• **What is required**
Every line of the data that contains the string "karıştırın" must be copied.

• **Records**
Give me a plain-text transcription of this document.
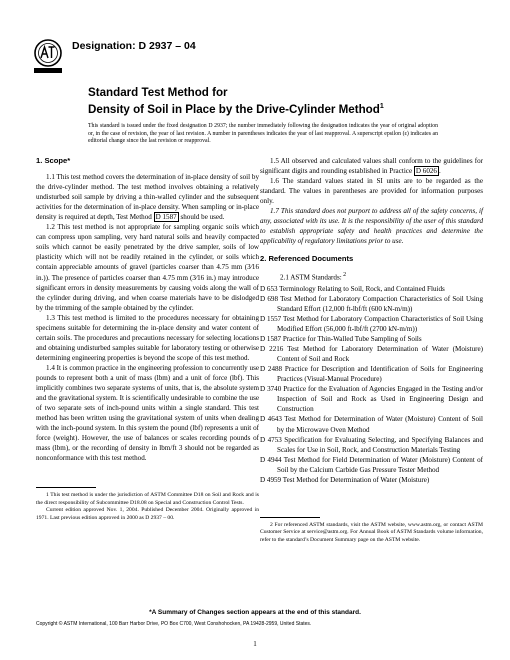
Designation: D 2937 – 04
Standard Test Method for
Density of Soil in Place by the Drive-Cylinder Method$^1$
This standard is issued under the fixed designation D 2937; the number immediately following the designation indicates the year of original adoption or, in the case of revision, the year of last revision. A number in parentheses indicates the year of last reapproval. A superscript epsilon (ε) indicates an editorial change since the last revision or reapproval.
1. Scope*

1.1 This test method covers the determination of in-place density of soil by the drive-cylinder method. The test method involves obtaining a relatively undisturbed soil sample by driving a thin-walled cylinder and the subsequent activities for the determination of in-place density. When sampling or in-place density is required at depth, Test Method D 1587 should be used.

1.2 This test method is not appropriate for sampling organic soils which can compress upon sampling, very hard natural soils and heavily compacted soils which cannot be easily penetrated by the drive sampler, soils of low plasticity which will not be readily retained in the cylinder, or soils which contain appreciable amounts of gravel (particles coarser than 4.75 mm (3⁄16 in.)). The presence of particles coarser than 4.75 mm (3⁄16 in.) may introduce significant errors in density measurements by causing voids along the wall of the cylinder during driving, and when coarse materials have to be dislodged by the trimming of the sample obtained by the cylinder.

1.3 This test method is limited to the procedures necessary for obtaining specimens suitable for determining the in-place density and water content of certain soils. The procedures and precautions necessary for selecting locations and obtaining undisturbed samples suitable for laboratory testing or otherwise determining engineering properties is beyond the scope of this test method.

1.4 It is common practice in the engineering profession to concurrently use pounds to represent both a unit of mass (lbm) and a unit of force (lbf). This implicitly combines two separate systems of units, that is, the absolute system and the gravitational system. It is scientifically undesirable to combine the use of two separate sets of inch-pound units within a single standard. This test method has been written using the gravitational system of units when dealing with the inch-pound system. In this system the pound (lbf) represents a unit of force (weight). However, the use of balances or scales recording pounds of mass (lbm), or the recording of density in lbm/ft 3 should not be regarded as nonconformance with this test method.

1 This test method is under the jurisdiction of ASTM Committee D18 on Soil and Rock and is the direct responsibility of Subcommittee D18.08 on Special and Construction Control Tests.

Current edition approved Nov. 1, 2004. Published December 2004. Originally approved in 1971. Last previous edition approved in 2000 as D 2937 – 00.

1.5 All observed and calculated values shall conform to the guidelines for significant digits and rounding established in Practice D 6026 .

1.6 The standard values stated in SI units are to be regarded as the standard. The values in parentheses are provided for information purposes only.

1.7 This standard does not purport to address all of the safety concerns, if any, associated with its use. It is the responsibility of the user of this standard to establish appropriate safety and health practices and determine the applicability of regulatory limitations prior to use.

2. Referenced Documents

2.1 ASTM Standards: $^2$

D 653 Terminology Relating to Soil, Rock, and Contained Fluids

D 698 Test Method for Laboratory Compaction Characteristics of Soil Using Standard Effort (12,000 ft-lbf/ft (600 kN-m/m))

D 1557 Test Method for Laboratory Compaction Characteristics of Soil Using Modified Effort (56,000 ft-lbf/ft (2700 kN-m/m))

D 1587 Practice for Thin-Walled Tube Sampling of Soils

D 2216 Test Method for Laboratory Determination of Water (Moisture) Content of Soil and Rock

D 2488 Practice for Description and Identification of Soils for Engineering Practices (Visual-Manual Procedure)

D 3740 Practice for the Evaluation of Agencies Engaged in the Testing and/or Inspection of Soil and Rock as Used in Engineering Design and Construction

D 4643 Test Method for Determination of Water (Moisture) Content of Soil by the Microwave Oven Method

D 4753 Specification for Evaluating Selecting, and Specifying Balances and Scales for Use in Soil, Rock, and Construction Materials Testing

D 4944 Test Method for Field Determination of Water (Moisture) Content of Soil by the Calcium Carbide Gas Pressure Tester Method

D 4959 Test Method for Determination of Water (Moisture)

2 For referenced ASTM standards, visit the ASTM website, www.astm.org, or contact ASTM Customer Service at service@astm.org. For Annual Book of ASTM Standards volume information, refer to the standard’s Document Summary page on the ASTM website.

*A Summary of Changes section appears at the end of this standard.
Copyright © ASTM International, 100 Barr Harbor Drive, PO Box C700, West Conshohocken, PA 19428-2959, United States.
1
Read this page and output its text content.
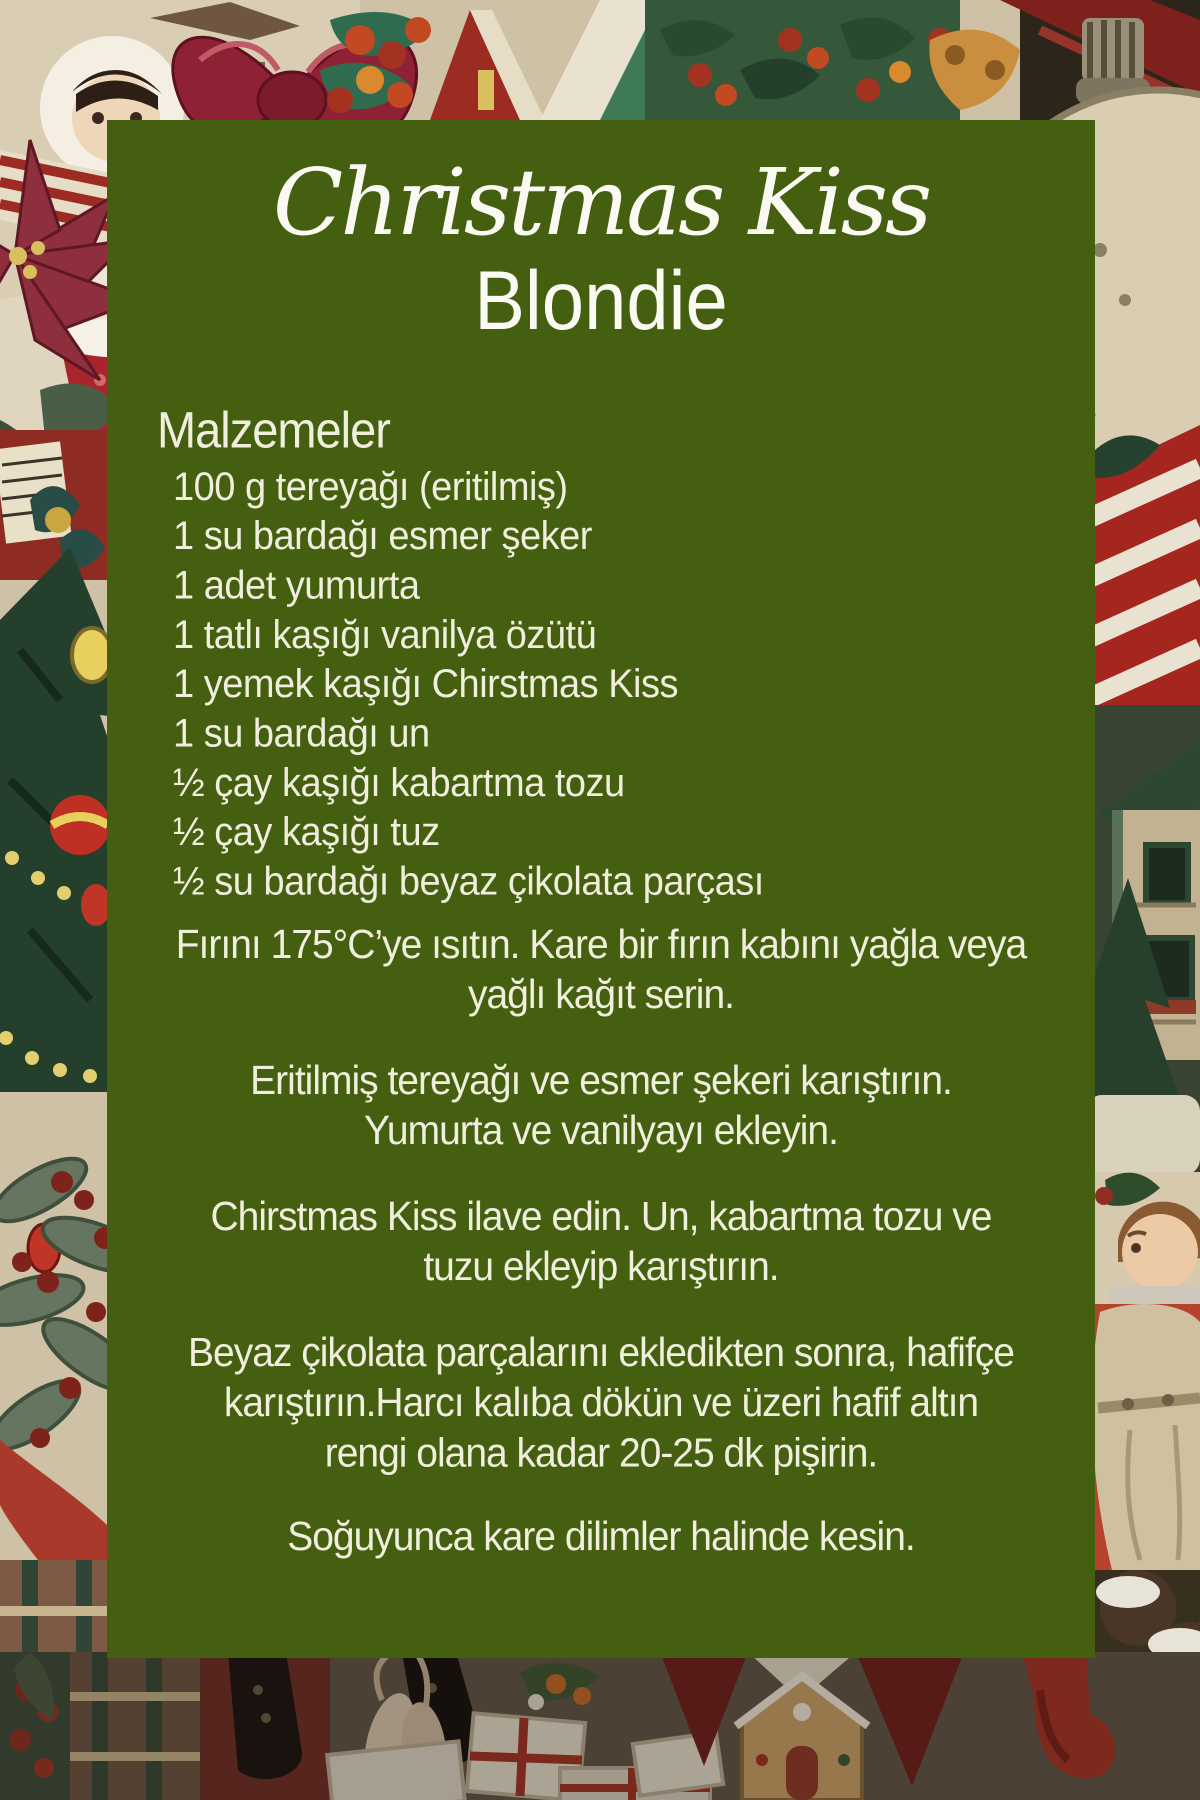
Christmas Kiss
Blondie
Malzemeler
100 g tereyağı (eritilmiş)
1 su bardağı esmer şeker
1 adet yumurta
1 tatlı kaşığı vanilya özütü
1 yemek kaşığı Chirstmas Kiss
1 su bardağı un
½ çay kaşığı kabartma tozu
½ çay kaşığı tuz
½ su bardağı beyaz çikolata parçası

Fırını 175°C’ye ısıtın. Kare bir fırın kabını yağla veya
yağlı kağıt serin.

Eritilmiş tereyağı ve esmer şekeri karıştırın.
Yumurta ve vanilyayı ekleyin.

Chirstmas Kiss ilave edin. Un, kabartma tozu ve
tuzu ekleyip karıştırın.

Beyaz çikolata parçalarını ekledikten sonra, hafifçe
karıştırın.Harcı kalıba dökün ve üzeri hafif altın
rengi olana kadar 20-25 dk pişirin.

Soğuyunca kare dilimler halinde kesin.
==
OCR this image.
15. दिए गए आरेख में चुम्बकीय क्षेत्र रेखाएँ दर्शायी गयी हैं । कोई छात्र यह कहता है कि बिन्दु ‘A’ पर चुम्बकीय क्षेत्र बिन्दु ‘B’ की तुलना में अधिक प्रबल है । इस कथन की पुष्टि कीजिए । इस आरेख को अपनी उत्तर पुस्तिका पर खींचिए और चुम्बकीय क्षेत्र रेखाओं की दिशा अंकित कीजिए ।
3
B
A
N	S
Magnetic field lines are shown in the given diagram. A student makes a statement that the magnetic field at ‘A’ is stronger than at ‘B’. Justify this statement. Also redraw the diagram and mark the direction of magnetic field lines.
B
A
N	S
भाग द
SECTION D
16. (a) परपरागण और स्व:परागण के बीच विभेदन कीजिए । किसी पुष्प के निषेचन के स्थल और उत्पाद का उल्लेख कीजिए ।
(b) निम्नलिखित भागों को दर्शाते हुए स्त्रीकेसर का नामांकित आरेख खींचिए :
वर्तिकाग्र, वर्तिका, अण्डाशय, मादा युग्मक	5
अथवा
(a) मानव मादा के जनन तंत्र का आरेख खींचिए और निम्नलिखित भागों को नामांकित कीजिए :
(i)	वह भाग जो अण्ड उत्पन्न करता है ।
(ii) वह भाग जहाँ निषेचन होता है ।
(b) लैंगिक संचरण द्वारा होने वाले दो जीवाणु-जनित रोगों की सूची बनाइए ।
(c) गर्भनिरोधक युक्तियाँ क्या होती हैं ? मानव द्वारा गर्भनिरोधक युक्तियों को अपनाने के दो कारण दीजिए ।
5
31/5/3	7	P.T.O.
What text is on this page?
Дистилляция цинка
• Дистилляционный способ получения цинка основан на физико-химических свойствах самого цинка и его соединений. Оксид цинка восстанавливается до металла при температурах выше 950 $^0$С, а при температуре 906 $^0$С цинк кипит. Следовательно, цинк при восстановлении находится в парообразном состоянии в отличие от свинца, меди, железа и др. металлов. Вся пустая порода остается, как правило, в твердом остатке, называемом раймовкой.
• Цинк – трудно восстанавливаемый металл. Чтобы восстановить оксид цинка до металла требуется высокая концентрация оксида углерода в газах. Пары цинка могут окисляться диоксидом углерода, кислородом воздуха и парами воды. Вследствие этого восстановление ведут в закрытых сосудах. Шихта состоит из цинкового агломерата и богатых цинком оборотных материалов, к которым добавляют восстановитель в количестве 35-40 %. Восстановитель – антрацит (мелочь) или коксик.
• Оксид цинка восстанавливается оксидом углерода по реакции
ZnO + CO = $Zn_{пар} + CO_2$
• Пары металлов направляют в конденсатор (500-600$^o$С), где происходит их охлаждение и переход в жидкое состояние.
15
==
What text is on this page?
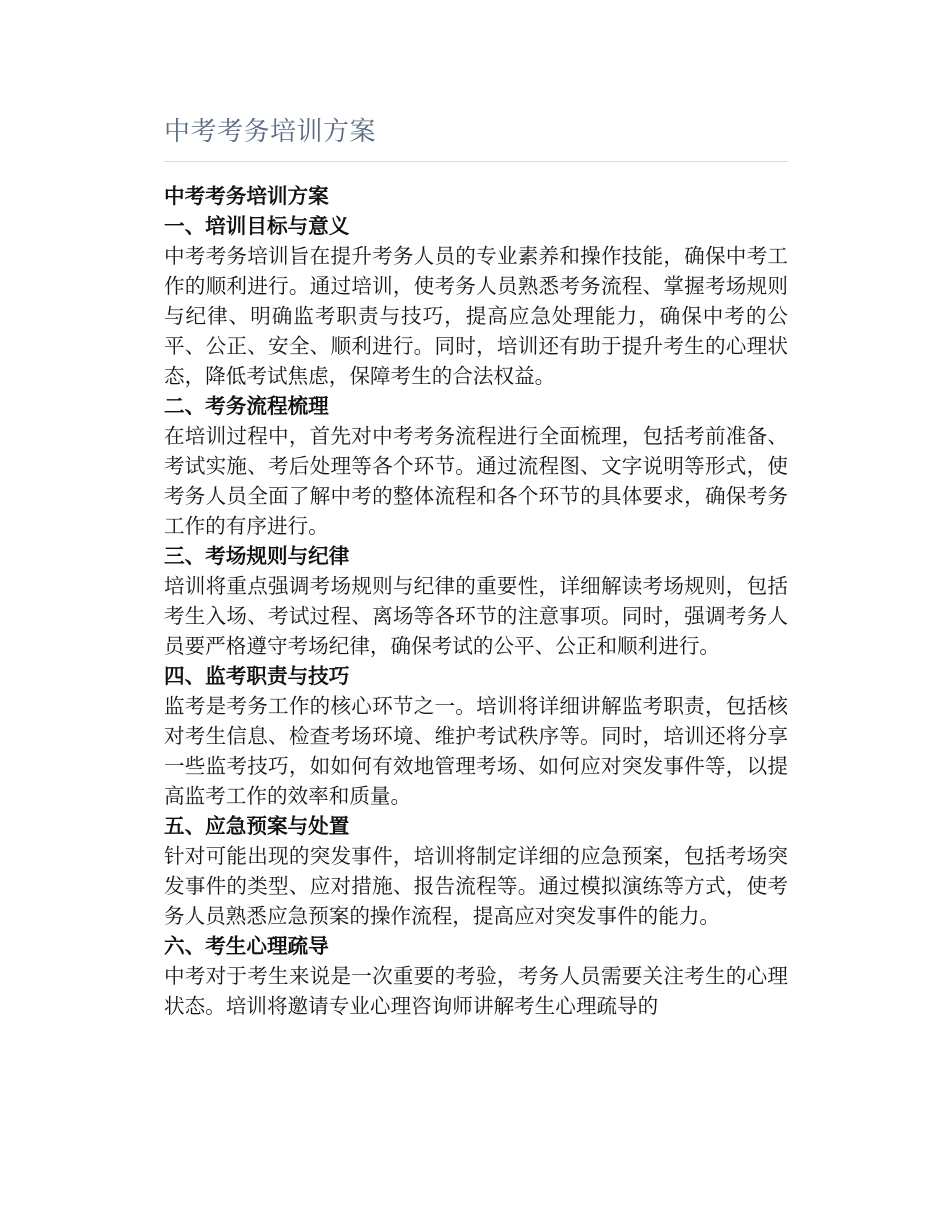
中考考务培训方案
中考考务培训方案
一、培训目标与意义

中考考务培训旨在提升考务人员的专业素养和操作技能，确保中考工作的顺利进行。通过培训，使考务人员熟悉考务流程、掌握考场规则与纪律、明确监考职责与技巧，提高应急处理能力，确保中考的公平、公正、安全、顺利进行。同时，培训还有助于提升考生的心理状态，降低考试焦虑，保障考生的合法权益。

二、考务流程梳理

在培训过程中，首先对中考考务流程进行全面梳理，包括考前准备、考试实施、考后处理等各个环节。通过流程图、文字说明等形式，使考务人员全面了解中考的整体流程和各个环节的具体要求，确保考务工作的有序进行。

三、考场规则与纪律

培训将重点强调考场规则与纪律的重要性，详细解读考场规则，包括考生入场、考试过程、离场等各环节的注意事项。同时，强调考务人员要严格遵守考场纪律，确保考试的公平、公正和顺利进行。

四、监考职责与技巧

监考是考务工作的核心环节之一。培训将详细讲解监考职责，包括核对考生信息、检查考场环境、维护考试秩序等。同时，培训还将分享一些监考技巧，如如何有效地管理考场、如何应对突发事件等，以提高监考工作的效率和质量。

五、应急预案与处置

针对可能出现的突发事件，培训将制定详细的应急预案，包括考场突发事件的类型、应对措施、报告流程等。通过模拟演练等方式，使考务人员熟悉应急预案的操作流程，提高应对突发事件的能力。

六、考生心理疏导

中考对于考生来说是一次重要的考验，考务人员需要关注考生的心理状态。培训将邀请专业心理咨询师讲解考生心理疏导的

• **Complete response**
Eritilmiş tereyağı ve esmer şekeri karıştırın.
tuzu ekleyip karıştırın.
karıştırın.Harcı kalıba dökün ve üzeri hafif altın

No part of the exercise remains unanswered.